Dataset excerpts:
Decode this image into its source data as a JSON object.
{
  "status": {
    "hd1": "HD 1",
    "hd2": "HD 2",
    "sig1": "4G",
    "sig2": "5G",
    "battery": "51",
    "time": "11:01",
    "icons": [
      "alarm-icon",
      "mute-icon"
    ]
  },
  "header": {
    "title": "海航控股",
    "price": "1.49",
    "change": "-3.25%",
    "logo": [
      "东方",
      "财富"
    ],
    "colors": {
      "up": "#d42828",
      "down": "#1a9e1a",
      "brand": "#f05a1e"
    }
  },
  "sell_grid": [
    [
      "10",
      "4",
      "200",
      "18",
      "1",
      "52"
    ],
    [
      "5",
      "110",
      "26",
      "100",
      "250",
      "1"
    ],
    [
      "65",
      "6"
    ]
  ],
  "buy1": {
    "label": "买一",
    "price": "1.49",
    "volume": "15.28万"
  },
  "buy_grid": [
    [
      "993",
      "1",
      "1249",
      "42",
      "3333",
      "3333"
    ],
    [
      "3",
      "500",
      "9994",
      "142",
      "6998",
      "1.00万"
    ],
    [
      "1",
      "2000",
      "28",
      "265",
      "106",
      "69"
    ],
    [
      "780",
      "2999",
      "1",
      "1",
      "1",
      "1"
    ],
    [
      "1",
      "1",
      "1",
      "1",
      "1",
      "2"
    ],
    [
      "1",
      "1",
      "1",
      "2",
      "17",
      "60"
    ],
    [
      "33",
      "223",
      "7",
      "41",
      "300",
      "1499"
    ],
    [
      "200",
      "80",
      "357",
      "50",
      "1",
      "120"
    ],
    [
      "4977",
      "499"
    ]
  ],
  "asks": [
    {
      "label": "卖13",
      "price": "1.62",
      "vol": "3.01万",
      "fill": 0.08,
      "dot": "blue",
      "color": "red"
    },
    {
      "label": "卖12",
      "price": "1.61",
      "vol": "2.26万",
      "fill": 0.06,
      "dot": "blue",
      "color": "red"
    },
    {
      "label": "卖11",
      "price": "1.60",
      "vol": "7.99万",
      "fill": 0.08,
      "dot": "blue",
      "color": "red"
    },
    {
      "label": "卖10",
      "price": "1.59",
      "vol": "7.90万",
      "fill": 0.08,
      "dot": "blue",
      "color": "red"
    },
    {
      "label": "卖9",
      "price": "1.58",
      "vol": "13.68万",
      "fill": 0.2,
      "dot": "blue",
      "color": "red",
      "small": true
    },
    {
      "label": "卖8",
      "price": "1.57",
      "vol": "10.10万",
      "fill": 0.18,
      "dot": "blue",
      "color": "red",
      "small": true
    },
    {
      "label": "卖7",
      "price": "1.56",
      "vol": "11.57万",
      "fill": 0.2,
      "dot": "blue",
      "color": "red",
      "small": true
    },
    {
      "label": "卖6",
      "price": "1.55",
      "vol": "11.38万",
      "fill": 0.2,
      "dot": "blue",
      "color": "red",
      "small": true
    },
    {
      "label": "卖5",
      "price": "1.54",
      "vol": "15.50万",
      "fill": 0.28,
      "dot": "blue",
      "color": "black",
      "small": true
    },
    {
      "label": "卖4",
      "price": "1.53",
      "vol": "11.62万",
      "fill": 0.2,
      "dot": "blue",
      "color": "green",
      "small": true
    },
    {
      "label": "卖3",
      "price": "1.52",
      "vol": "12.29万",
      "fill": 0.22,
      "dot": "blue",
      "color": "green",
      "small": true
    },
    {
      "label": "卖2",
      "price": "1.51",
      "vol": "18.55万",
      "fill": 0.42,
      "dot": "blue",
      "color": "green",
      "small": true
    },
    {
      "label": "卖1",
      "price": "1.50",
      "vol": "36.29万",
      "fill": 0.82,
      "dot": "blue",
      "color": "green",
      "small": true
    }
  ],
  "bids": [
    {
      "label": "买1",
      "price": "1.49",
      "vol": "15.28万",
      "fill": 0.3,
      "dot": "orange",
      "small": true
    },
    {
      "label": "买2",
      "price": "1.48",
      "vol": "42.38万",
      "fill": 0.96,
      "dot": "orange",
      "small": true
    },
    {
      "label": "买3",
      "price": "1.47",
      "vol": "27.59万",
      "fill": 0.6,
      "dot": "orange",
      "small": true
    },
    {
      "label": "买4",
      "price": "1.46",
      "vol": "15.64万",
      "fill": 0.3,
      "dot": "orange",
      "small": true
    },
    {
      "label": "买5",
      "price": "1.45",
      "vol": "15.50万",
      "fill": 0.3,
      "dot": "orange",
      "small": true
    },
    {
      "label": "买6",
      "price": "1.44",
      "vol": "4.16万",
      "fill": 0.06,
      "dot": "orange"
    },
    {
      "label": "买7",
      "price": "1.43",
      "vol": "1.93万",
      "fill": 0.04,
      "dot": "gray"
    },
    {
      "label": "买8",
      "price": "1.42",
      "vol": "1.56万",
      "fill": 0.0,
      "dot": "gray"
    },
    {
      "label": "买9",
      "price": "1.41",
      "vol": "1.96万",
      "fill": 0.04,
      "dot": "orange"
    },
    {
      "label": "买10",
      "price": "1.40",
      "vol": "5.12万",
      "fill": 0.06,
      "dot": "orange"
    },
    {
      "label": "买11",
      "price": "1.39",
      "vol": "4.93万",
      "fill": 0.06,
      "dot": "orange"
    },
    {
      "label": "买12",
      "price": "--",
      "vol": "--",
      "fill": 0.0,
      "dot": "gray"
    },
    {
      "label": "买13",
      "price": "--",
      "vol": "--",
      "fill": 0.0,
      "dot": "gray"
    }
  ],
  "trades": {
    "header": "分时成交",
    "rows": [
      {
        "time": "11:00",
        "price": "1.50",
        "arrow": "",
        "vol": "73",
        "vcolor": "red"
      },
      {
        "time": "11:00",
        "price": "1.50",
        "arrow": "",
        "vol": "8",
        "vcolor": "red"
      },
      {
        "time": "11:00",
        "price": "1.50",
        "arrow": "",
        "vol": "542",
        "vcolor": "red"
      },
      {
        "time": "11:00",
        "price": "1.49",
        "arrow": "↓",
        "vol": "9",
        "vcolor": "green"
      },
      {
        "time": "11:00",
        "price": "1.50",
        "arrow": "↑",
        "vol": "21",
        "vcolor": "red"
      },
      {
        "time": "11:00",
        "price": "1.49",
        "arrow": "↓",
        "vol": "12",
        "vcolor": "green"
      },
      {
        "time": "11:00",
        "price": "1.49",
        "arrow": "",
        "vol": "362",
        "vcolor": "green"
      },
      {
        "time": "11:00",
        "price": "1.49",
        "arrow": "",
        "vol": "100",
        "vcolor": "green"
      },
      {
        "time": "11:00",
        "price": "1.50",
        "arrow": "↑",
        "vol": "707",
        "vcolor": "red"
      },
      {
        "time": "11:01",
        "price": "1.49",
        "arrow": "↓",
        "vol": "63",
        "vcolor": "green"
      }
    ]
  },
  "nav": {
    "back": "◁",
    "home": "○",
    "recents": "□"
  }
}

**Written instruction:** Write every line of the material above again, exactly.

**Full answer:**
Decode this image into its source data as a JSON object.
{
  "status": {
    "hd1": "HD 1",
    "hd2": "HD 2",
    "sig1": "4G",
    "sig2": "5G",
    "battery": "51",
    "time": "11:01",
    "icons": [
      "alarm-icon",
      "mute-icon"
    ]
  },
  "header": {
    "title": "海航控股",
    "price": "1.49",
    "change": "-3.25%",
    "logo": [
      "东方",
      "财富"
    ],
    "colors": {
      "up": "#d42828",
      "down": "#1a9e1a",
      "brand": "#f05a1e"
    }
  },
  "sell_grid": [
    [
      "10",
      "4",
      "200",
      "18",
      "1",
      "52"
    ],
    [
      "5",
      "110",
      "26",
      "100",
      "250",
      "1"
    ],
    [
      "65",
      "6"
    ]
  ],
  "buy1": {
    "label": "买一",
    "price": "1.49",
    "volume": "15.28万"
  },
  "buy_grid": [
    [
      "993",
      "1",
      "1249",
      "42",
      "3333",
      "3333"
    ],
    [
      "3",
      "500",
      "9994",
      "142",
      "6998",
      "1.00万"
    ],
    [
      "1",
      "2000",
      "28",
      "265",
      "106",
      "69"
    ],
    [
      "780",
      "2999",
      "1",
      "1",
      "1",
      "1"
    ],
    [
      "1",
      "1",
      "1",
      "1",
      "1",
      "2"
    ],
    [
      "1",
      "1",
      "1",
      "2",
      "17",
      "60"
    ],
    [
      "33",
      "223",
      "7",
      "41",
      "300",
      "1499"
    ],
    [
      "200",
      "80",
      "357",
      "50",
      "1",
      "120"
    ],
    [
      "4977",
      "499"
    ]
  ],
  "asks": [
    {
      "label": "卖13",
      "price": "1.62",
      "vol": "3.01万",
      "fill": 0.08,
      "dot": "blue",
      "color": "red"
    },
    {
      "label": "卖12",
      "price": "1.61",
      "vol": "2.26万",
      "fill": 0.06,
      "dot": "blue",
      "color": "red"
    },
    {
      "label": "卖11",
      "price": "1.60",
      "vol": "7.99万",
      "fill": 0.08,
      "dot": "blue",
      "color": "red"
    },
    {
      "label": "卖10",
      "price": "1.59",
      "vol": "7.90万",
      "fill": 0.08,
      "dot": "blue",
      "color": "red"
    },
    {
      "label": "卖9",
      "price": "1.58",
      "vol": "13.68万",
      "fill": 0.2,
      "dot": "blue",
      "color": "red",
      "small": true
    },
    {
      "label": "卖8",
      "price": "1.57",
      "vol": "10.10万",
      "fill": 0.18,
      "dot": "blue",
      "color": "red",
      "small": true
    },
    {
      "label": "卖7",
      "price": "1.56",
      "vol": "11.57万",
      "fill": 0.2,
      "dot": "blue",
      "color": "red",
      "small": true
    },
    {
      "label": "卖6",
      "price": "1.55",
      "vol": "11.38万",
      "fill": 0.2,
      "dot": "blue",
      "color": "red",
      "small": true
    },
    {
      "label": "卖5",
      "price": "1.54",
      "vol": "15.50万",
      "fill": 0.28,
      "dot": "blue",
      "color": "black",
      "small": true
    },
    {
      "label": "卖4",
      "price": "1.53",
      "vol": "11.62万",
      "fill": 0.2,
      "dot": "blue",
      "color": "green",
      "small": true
    },
    {
      "label": "卖3",
      "price": "1.52",
      "vol": "12.29万",
      "fill": 0.22,
      "dot": "blue",
      "color": "green",
      "small": true
    },
    {
      "label": "卖2",
      "price": "1.51",
      "vol": "18.55万",
      "fill": 0.42,
      "dot": "blue",
      "color": "green",
      "small": true
    },
    {
      "label": "卖1",
      "price": "1.50",
      "vol": "36.29万",
      "fill": 0.82,
      "dot": "blue",
      "color": "green",
      "small": true
    }
  ],
  "bids": [
    {
      "label": "买1",
      "price": "1.49",
      "vol": "15.28万",
      "fill": 0.3,
      "dot": "orange",
      "small": true
    },
    {
      "label": "买2",
      "price": "1.48",
      "vol": "42.38万",
      "fill": 0.96,
      "dot": "orange",
      "small": true
    },
    {
      "label": "买3",
      "price": "1.47",
      "vol": "27.59万",
      "fill": 0.6,
      "dot": "orange",
      "small": true
    },
    {
      "label": "买4",
      "price": "1.46",
      "vol": "15.64万",
      "fill": 0.3,
      "dot": "orange",
      "small": true
    },
    {
      "label": "买5",
      "price": "1.45",
      "vol": "15.50万",
      "fill": 0.3,
      "dot": "orange",
      "small": true
    },
    {
      "label": "买6",
      "price": "1.44",
      "vol": "4.16万",
      "fill": 0.06,
      "dot": "orange"
    },
    {
      "label": "买7",
      "price": "1.43",
      "vol": "1.93万",
      "fill": 0.04,
      "dot": "gray"
    },
    {
      "label": "买8",
      "price": "1.42",
      "vol": "1.56万",
      "fill": 0.0,
      "dot": "gray"
    },
    {
      "label": "买9",
      "price": "1.41",
      "vol": "1.96万",
      "fill": 0.04,
      "dot": "orange"
    },
    {
      "label": "买10",
      "price": "1.40",
      "vol": "5.12万",
      "fill": 0.06,
      "dot": "orange"
    },
    {
      "label": "买11",
      "price": "1.39",
      "vol": "4.93万",
      "fill": 0.06,
      "dot": "orange"
    },
    {
      "label": "买12",
      "price": "--",
      "vol": "--",
      "fill": 0.0,
      "dot": "gray"
    },
    {
      "label": "买13",
      "price": "--",
      "vol": "--",
      "fill": 0.0,
      "dot": "gray"
    }
  ],
  "trades": {
    "header": "分时成交",
    "rows": [
      {
        "time": "11:00",
        "price": "1.50",
        "arrow": "",
        "vol": "73",
        "vcolor": "red"
      },
      {
        "time": "11:00",
        "price": "1.50",
        "arrow": "",
        "vol": "8",
        "vcolor": "red"
      },
      {
        "time": "11:00",
        "price": "1.50",
        "arrow": "",
        "vol": "542",
        "vcolor": "red"
      },
      {
        "time": "11:00",
        "price": "1.49",
        "arrow": "↓",
        "vol": "9",
        "vcolor": "green"
      },
      {
        "time": "11:00",
        "price": "1.50",
        "arrow": "↑",
        "vol": "21",
        "vcolor": "red"
      },
      {
        "time": "11:00",
        "price": "1.49",
        "arrow": "↓",
        "vol": "12",
        "vcolor": "green"
      },
      {
        "time": "11:00",
        "price": "1.49",
        "arrow": "",
        "vol": "362",
        "vcolor": "green"
      },
      {
        "time": "11:00",
        "price": "1.49",
        "arrow": "",
        "vol": "100",
        "vcolor": "green"
      },
      {
        "time": "11:00",
        "price": "1.50",
        "arrow": "↑",
        "vol": "707",
        "vcolor": "red"
      },
      {
        "time": "11:01",
        "price": "1.49",
        "arrow": "↓",
        "vol": "63",
        "vcolor": "green"
      }
    ]
  },
  "nav": {
    "back": "◁",
    "home": "○",
    "recents": "□"
  }
}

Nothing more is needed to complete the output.